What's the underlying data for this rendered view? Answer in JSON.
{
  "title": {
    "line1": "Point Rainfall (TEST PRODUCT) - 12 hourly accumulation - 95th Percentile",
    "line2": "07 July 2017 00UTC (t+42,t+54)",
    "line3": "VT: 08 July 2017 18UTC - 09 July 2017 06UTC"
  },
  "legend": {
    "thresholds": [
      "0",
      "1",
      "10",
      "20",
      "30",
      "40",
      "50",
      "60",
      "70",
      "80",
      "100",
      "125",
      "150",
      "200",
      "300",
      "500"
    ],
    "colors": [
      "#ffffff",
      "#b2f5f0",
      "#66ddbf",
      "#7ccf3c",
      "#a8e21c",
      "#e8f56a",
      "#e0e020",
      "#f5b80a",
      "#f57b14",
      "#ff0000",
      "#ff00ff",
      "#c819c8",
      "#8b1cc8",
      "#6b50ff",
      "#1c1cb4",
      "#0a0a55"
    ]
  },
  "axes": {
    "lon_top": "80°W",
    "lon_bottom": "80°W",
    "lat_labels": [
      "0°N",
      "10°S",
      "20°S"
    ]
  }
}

══════════════════════════════

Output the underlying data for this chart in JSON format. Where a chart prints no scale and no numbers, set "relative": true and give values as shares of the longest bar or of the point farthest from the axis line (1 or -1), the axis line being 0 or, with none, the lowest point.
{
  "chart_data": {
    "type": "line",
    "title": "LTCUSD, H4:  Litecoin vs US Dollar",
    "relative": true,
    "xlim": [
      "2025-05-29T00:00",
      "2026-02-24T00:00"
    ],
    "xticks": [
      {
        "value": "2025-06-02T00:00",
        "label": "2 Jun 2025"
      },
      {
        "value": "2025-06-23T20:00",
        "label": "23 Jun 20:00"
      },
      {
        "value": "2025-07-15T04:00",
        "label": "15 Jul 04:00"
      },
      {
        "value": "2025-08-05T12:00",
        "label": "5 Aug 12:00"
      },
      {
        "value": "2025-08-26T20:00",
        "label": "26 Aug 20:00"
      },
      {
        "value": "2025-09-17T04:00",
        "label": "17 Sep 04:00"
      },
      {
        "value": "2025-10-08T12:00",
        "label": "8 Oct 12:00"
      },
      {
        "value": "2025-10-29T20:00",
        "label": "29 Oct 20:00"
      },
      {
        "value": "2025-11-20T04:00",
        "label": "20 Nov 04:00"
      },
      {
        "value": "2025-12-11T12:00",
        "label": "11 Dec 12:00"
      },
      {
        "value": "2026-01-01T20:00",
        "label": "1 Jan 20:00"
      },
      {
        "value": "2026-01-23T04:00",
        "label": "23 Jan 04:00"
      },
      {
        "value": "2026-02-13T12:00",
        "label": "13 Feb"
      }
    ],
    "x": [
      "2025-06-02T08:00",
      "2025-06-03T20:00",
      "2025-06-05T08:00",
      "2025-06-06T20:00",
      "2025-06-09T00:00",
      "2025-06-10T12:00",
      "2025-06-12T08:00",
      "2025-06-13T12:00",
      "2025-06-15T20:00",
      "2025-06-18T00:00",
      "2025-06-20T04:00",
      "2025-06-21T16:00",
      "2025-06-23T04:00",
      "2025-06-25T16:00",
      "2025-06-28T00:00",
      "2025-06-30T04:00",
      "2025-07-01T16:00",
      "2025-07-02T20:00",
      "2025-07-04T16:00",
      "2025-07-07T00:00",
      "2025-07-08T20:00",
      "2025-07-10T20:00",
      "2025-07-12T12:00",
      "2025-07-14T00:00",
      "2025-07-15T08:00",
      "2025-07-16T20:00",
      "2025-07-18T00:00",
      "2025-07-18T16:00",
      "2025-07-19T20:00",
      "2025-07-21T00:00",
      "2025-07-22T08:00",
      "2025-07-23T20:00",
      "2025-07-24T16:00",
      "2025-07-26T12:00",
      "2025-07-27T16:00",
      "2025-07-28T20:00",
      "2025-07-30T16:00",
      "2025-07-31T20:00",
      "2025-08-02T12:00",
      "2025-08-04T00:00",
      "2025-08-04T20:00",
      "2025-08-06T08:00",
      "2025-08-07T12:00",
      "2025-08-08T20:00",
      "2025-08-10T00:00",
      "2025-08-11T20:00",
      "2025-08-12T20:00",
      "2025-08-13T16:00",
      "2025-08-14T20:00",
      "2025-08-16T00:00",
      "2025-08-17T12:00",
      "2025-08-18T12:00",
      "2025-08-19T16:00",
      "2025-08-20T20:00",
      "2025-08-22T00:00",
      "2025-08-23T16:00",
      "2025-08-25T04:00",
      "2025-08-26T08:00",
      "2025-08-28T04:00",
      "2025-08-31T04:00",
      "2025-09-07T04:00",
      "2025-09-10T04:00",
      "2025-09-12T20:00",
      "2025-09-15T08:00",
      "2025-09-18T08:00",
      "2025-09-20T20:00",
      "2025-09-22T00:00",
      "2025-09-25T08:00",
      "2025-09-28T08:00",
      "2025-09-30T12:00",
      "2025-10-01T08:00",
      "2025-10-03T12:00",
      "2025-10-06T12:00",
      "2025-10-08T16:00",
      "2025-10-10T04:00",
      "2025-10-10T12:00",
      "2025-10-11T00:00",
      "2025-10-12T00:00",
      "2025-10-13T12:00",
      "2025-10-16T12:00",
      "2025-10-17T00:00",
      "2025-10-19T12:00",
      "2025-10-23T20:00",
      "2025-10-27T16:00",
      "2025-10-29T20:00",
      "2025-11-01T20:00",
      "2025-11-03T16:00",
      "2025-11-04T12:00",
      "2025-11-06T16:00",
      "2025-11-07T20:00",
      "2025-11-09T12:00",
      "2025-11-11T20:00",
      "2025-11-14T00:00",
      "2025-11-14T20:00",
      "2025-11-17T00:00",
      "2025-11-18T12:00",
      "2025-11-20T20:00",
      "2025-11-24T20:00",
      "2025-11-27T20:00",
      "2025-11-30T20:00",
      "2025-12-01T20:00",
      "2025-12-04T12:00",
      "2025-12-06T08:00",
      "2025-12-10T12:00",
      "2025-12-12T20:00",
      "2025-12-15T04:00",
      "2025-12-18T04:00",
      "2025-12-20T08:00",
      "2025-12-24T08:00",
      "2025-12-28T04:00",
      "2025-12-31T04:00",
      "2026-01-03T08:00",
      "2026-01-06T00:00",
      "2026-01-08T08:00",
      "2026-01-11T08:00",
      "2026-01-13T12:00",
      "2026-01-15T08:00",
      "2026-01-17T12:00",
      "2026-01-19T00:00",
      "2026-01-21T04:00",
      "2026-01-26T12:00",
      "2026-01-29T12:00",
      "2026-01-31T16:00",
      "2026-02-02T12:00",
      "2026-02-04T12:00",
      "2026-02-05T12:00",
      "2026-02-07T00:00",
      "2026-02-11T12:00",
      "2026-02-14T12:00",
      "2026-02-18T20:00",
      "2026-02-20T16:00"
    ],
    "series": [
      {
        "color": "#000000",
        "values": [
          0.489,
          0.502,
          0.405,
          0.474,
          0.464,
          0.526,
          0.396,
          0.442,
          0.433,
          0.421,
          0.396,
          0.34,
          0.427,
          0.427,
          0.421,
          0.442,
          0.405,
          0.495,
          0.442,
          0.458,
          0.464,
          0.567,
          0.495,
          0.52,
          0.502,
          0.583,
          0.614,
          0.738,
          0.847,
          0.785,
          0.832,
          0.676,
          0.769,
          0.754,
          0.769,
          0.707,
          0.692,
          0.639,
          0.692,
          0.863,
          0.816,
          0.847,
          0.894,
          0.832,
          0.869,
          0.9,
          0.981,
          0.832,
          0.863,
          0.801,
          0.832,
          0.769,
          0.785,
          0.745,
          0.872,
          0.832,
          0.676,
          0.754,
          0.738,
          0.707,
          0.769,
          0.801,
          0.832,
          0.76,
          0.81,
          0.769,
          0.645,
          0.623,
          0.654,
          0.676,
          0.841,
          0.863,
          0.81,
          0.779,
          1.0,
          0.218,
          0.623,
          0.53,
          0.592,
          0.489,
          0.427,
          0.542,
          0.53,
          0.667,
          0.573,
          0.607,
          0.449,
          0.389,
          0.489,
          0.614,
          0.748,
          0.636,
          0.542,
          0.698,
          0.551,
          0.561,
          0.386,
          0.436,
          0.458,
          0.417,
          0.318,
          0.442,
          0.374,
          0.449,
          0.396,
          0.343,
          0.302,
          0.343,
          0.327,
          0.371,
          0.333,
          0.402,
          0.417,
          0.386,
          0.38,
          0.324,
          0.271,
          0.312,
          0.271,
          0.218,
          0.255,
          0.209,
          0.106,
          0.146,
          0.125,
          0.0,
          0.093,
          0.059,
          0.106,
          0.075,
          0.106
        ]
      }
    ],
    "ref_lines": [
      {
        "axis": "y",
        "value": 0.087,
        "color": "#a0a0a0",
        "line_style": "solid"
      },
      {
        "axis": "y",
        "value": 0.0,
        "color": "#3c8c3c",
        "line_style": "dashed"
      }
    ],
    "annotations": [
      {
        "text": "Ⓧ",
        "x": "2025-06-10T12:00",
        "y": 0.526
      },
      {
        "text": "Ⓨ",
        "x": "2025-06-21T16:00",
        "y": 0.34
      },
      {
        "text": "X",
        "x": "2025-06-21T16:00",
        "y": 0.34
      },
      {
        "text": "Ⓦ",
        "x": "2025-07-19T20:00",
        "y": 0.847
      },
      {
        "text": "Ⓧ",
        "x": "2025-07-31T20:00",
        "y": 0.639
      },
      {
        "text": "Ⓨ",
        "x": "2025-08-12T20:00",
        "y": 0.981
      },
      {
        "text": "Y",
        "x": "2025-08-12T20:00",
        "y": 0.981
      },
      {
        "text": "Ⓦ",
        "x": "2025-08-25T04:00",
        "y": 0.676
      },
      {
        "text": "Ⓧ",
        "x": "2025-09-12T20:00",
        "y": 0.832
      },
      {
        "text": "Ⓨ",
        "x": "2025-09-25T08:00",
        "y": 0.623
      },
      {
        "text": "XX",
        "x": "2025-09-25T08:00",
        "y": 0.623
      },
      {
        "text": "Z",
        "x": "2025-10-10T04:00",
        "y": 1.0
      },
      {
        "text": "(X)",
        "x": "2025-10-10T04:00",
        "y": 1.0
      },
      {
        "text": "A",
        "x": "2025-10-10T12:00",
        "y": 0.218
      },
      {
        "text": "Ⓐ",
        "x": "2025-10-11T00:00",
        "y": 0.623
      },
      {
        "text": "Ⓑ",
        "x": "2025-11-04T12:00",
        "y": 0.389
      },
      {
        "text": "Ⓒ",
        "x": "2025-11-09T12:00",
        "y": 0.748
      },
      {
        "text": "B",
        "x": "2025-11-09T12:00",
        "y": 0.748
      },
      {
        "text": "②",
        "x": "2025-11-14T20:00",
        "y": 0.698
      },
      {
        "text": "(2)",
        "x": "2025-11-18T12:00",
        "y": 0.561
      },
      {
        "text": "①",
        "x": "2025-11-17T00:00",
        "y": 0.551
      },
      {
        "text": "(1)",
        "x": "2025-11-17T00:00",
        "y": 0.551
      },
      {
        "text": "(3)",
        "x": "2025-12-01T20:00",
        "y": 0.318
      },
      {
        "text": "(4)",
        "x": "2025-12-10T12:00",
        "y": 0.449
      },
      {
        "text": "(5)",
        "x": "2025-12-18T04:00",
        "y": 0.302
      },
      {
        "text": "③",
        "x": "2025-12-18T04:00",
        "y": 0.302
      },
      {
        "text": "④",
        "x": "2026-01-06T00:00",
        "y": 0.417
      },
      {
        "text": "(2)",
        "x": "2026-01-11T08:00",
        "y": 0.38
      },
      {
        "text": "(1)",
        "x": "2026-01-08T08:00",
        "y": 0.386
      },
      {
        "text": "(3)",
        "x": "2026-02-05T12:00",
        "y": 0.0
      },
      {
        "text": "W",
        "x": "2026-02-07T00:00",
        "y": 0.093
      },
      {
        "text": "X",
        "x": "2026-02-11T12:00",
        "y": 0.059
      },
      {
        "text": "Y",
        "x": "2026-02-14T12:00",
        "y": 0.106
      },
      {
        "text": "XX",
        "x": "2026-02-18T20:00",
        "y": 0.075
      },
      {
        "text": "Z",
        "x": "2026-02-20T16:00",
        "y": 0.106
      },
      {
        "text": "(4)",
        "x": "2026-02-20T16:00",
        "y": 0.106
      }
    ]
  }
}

══════════════════════════════

Exercise objective:
Report how many lines of the entries hold the string "values". Provide the number alone.

Solution:
2